*Problem to solve*.
All records must be quoted exactly. Omit the pictures.

* Start The data *

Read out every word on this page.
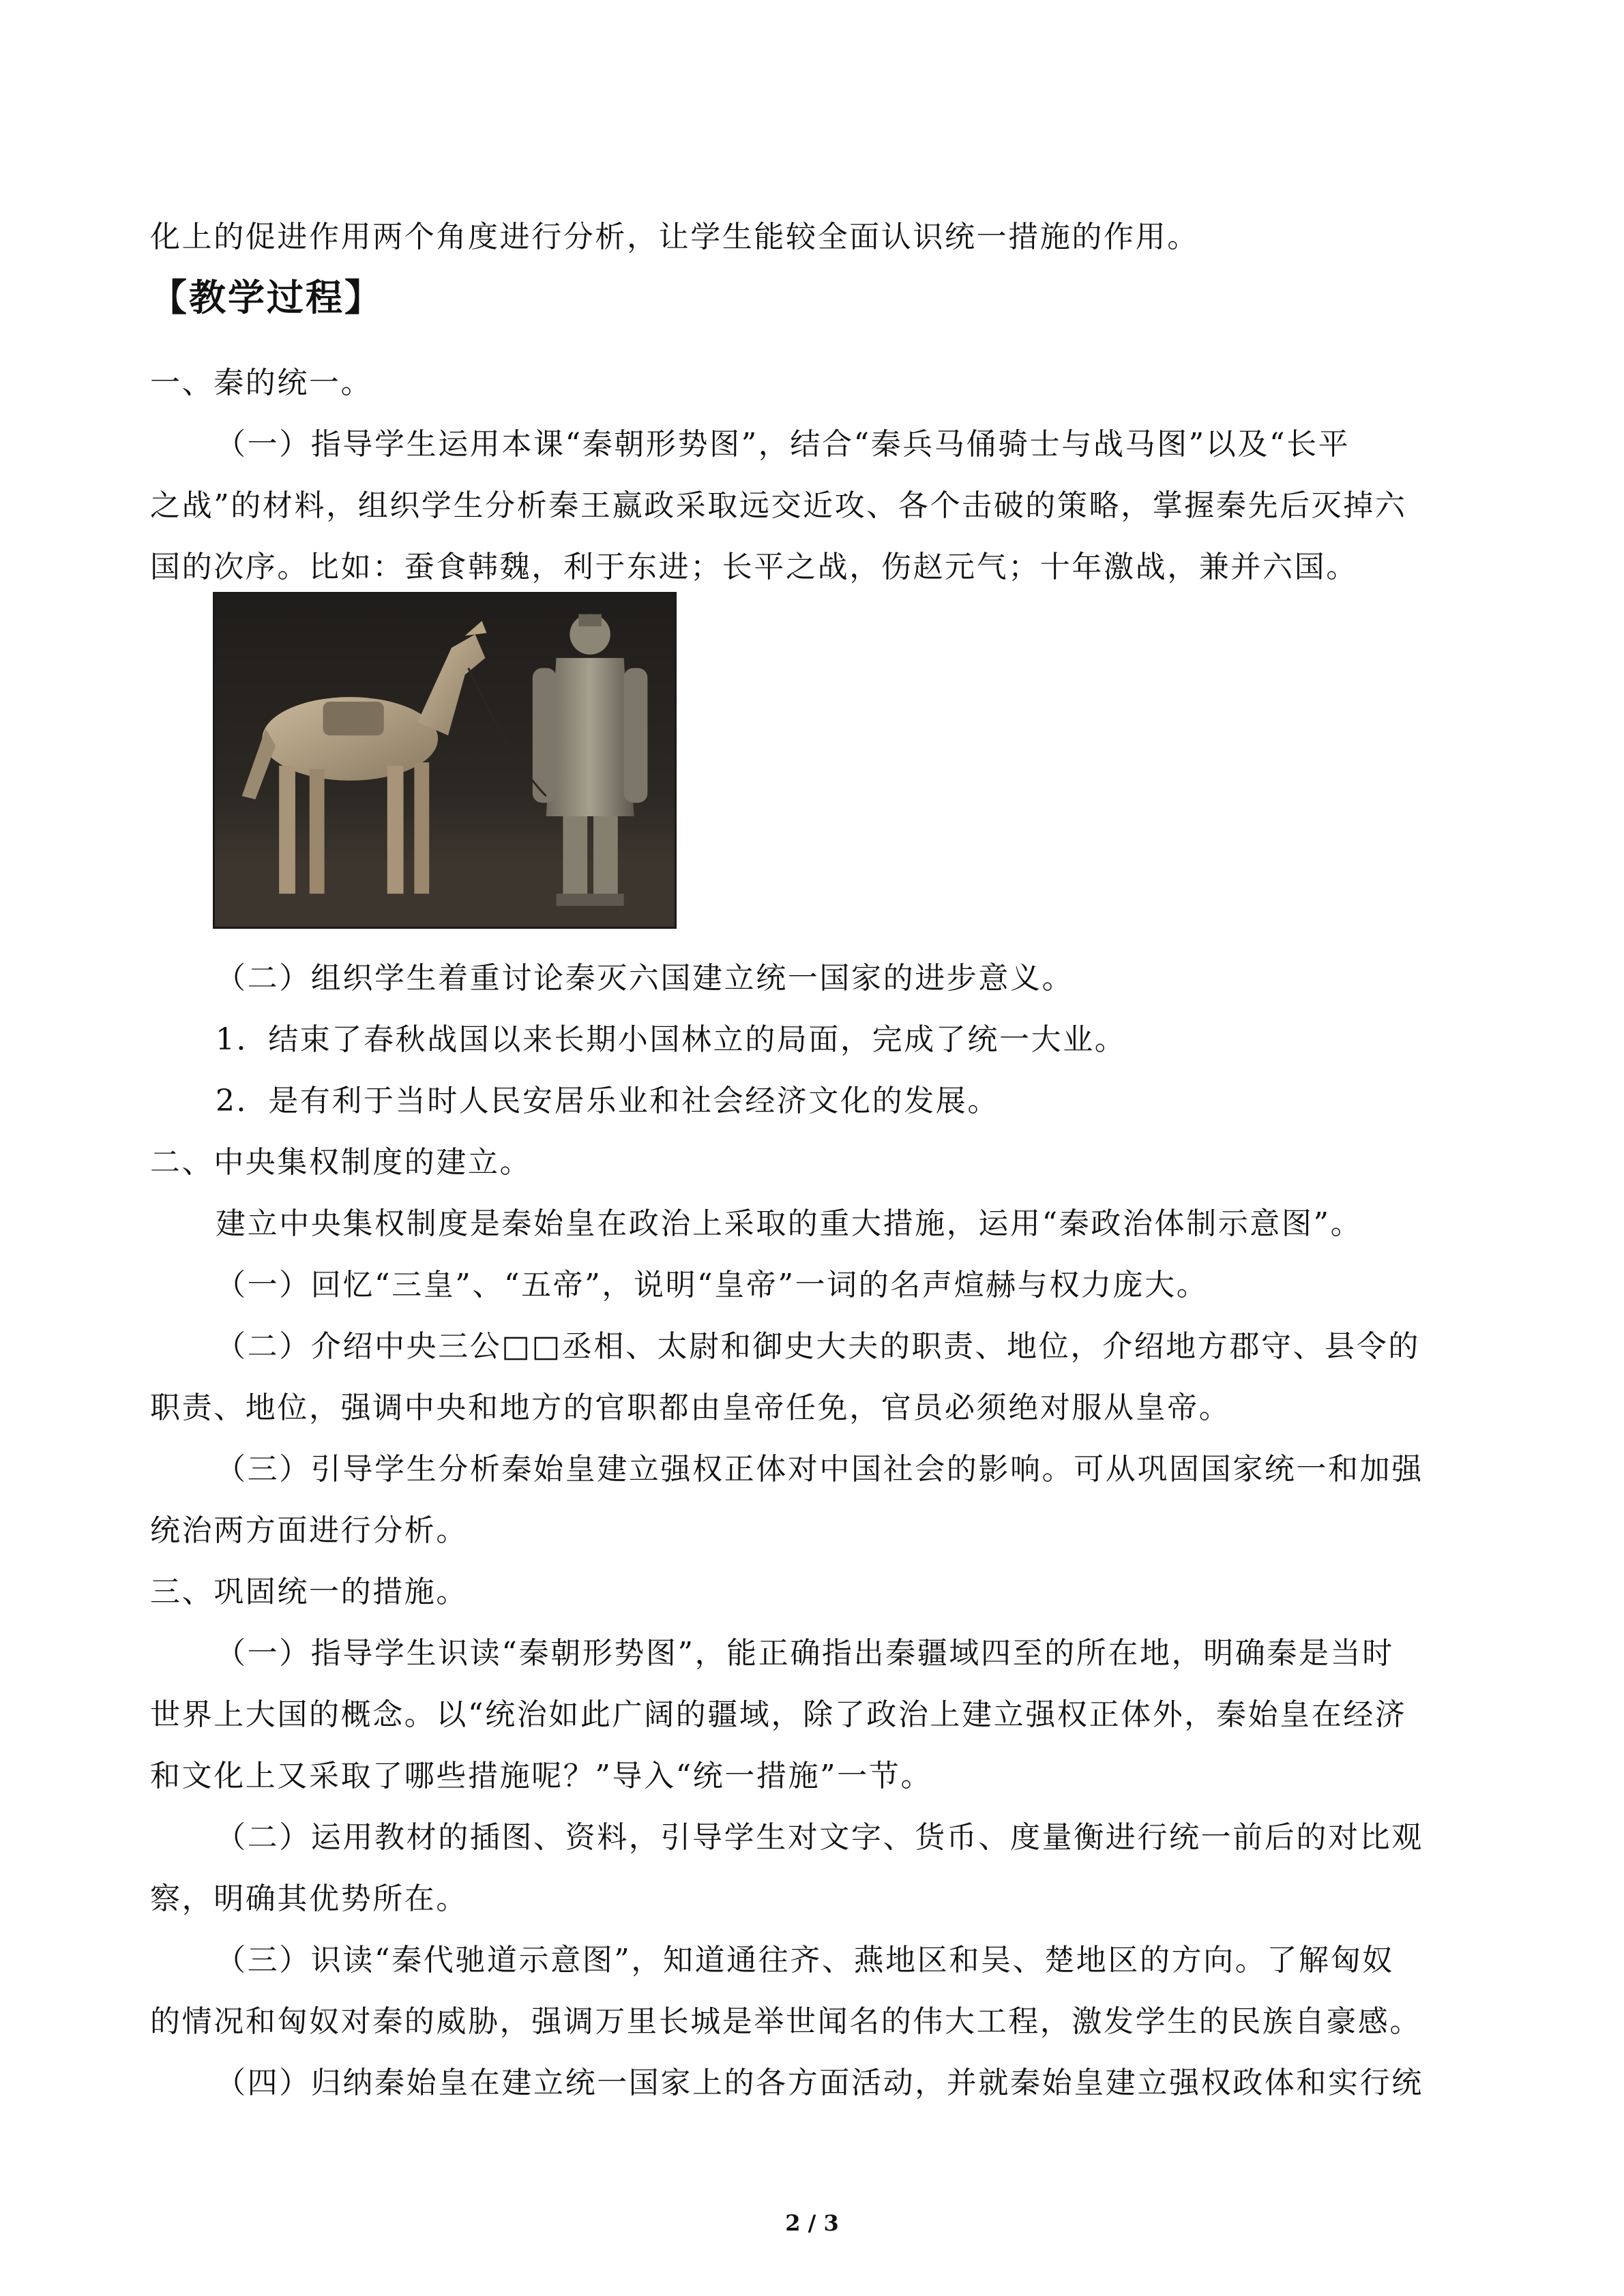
化上的促进作用两个角度进行分析，让学生能较全面认识统一措施的作用。
【教学过程】
一、秦的统一。
（一）指导学生运用本课“秦朝形势图”，结合“秦兵马俑骑士与战马图”以及“长平
之战”的材料，组织学生分析秦王嬴政采取远交近攻、各个击破的策略，掌握秦先后灭掉六
国的次序。比如：蚕食韩魏，利于东进；长平之战，伤赵元气；十年激战，兼并六国。
（二）组织学生着重讨论秦灭六国建立统一国家的进步意义。
1．结束了春秋战国以来长期小国林立的局面，完成了统一大业。
2．是有利于当时人民安居乐业和社会经济文化的发展。
二、中央集权制度的建立。
建立中央集权制度是秦始皇在政治上采取的重大措施，运用“秦政治体制示意图”。
（一）回忆“三皇”、“五帝”，说明“皇帝”一词的名声煊赫与权力庞大。
（二）介绍中央三公□□丞相、太尉和御史大夫的职责、地位，介绍地方郡守、县令的
职责、地位，强调中央和地方的官职都由皇帝任免，官员必须绝对服从皇帝。
（三）引导学生分析秦始皇建立强权正体对中国社会的影响。可从巩固国家统一和加强
统治两方面进行分析。
三、巩固统一的措施。
（一）指导学生识读“秦朝形势图”，能正确指出秦疆域四至的所在地，明确秦是当时
世界上大国的概念。以“统治如此广阔的疆域，除了政治上建立强权正体外，秦始皇在经济
和文化上又采取了哪些措施呢？”导入“统一措施”一节。
（二）运用教材的插图、资料，引导学生对文字、货币、度量衡进行统一前后的对比观
察，明确其优势所在。
（三）识读“秦代驰道示意图”，知道通往齐、燕地区和吴、楚地区的方向。了解匈奴
的情况和匈奴对秦的威胁，强调万里长城是举世闻名的伟大工程，激发学生的民族自豪感。
（四）归纳秦始皇在建立统一国家上的各方面活动，并就秦始皇建立强权政体和实行统
2 / 3
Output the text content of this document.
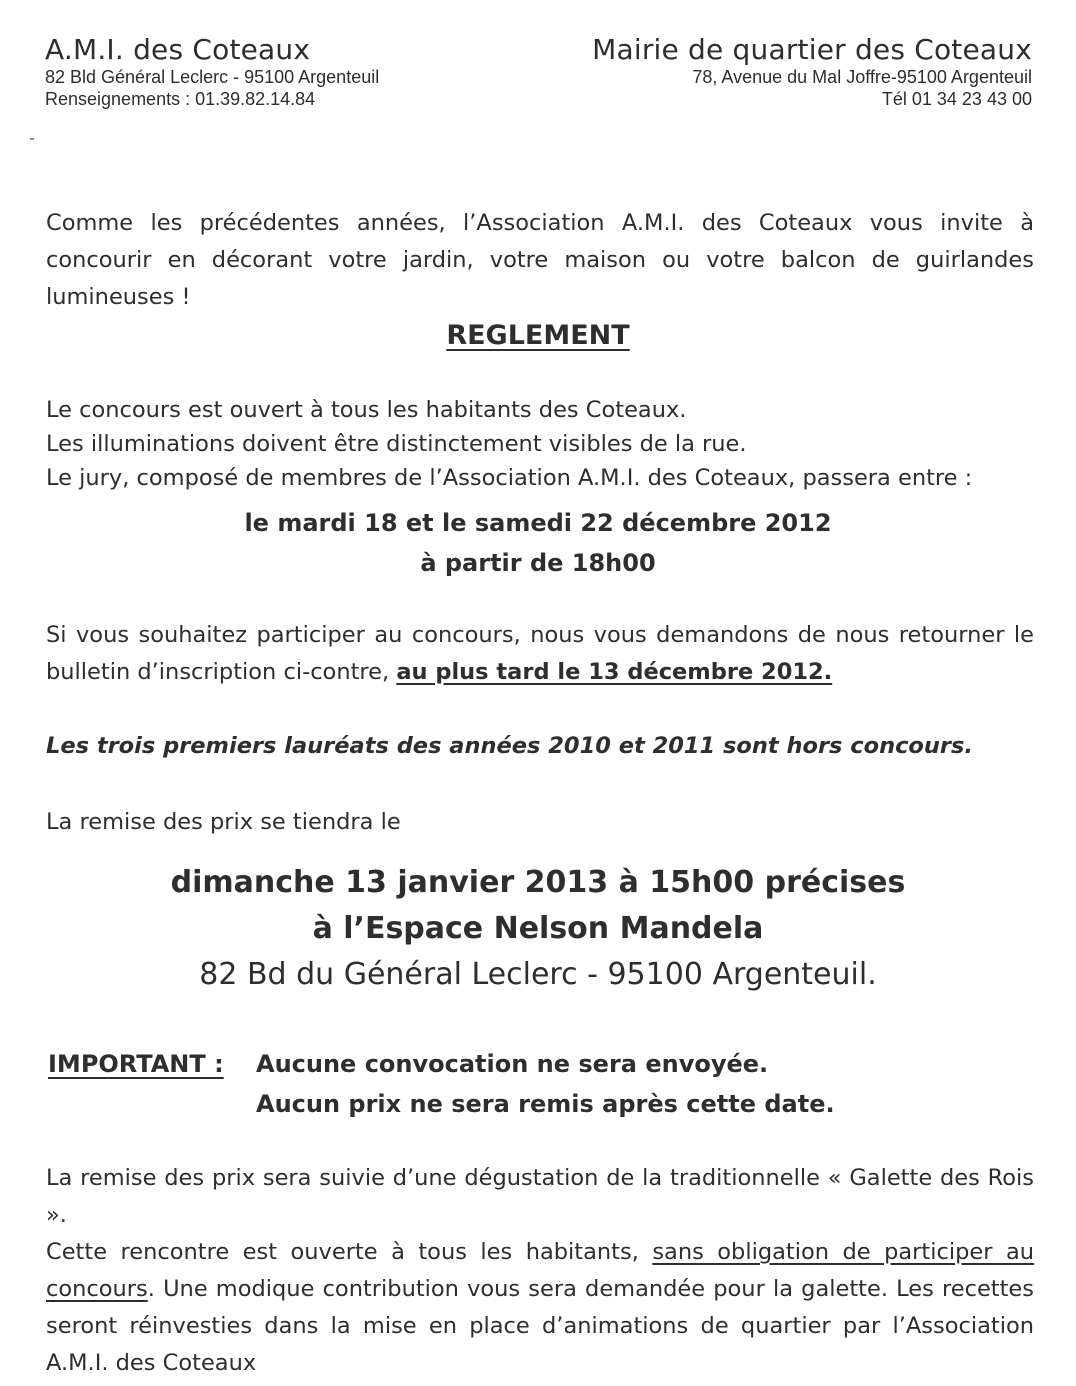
A.M.I. des Coteaux
82 Bld Général Leclerc - 95100 Argenteuil
Renseignements : 01.39.82.14.84
Mairie de quartier des Coteaux
78, Avenue du Mal Joffre-95100 Argenteuil
Tél 01 34 23 43 00
Comme les précédentes années, l’Association A.M.I. des Coteaux vous invite à concourir en décorant votre jardin, votre maison ou votre balcon de guirlandes lumineuses !
REGLEMENT
Le concours est ouvert à tous les habitants des Coteaux.
Les illuminations doivent être distinctement visibles de la rue.
Le jury, composé de membres de l’Association A.M.I. des Coteaux, passera entre :
le mardi 18 et le samedi 22 décembre 2012
à partir de 18h00
Si vous souhaitez participer au concours, nous vous demandons de nous retourner le bulletin d’inscription ci-contre, au plus tard le 13 décembre 2012.
Les trois premiers lauréats des années 2010 et 2011 sont hors concours.
La remise des prix se tiendra le
dimanche 13 janvier 2013 à 15h00 précises
à l’Espace Nelson Mandela
82 Bd du Général Leclerc - 95100 Argenteuil.
IMPORTANT : Aucune convocation ne sera envoyée.
Aucun prix ne sera remis après cette date.
La remise des prix sera suivie d’une dégustation de la traditionnelle « Galette des Rois ».
Cette rencontre est ouverte à tous les habitants, sans obligation de participer au concours. Une modique contribution vous sera demandée pour la galette. Les recettes seront réinvesties dans la mise en place d’animations de quartier par l’Association A.M.I. des Coteaux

* End The data *

*Result for this task*.
Read out every word on this page.
化上的促进作用两个角度进行分析，让学生能较全面认识统一措施的作用。
【教学过程】
一、秦的统一。
（一）指导学生运用本课“秦朝形势图”，结合“秦兵马俑骑士与战马图”以及“长平
之战”的材料，组织学生分析秦王嬴政采取远交近攻、各个击破的策略，掌握秦先后灭掉六
国的次序。比如：蚕食韩魏，利于东进；长平之战，伤赵元气；十年激战，兼并六国。
（二）组织学生着重讨论秦灭六国建立统一国家的进步意义。
1．结束了春秋战国以来长期小国林立的局面，完成了统一大业。
2．是有利于当时人民安居乐业和社会经济文化的发展。
二、中央集权制度的建立。
建立中央集权制度是秦始皇在政治上采取的重大措施，运用“秦政治体制示意图”。
（一）回忆“三皇”、“五帝”，说明“皇帝”一词的名声煊赫与权力庞大。
（二）介绍中央三公□□丞相、太尉和御史大夫的职责、地位，介绍地方郡守、县令的
职责、地位，强调中央和地方的官职都由皇帝任免，官员必须绝对服从皇帝。
（三）引导学生分析秦始皇建立强权正体对中国社会的影响。可从巩固国家统一和加强
统治两方面进行分析。
三、巩固统一的措施。
（一）指导学生识读“秦朝形势图”，能正确指出秦疆域四至的所在地，明确秦是当时
世界上大国的概念。以“统治如此广阔的疆域，除了政治上建立强权正体外，秦始皇在经济
和文化上又采取了哪些措施呢？”导入“统一措施”一节。
（二）运用教材的插图、资料，引导学生对文字、货币、度量衡进行统一前后的对比观
察，明确其优势所在。
（三）识读“秦代驰道示意图”，知道通往齐、燕地区和吴、楚地区的方向。了解匈奴
的情况和匈奴对秦的威胁，强调万里长城是举世闻名的伟大工程，激发学生的民族自豪感。
（四）归纳秦始皇在建立统一国家上的各方面活动，并就秦始皇建立强权政体和实行统
2 / 3
Output the text content of this document.
A.M.I. des Coteaux
82 Bld Général Leclerc - 95100 Argenteuil
Renseignements : 01.39.82.14.84
Mairie de quartier des Coteaux
78, Avenue du Mal Joffre-95100 Argenteuil
Tél 01 34 23 43 00
Comme les précédentes années, l’Association A.M.I. des Coteaux vous invite à concourir en décorant votre jardin, votre maison ou votre balcon de guirlandes lumineuses !
REGLEMENT
Le concours est ouvert à tous les habitants des Coteaux.
Les illuminations doivent être distinctement visibles de la rue.
Le jury, composé de membres de l’Association A.M.I. des Coteaux, passera entre :
le mardi 18 et le samedi 22 décembre 2012
à partir de 18h00
Si vous souhaitez participer au concours, nous vous demandons de nous retourner le bulletin d’inscription ci-contre, au plus tard le 13 décembre 2012.
Les trois premiers lauréats des années 2010 et 2011 sont hors concours.
La remise des prix se tiendra le
dimanche 13 janvier 2013 à 15h00 précises
à l’Espace Nelson Mandela
82 Bd du Général Leclerc - 95100 Argenteuil.
IMPORTANT : Aucune convocation ne sera envoyée.
Aucun prix ne sera remis après cette date.
La remise des prix sera suivie d’une dégustation de la traditionnelle « Galette des Rois ».
Cette rencontre est ouverte à tous les habitants, sans obligation de participer au concours. Une modique contribution vous sera demandée pour la galette. Les recettes seront réinvesties dans la mise en place d’animations de quartier par l’Association A.M.I. des Coteaux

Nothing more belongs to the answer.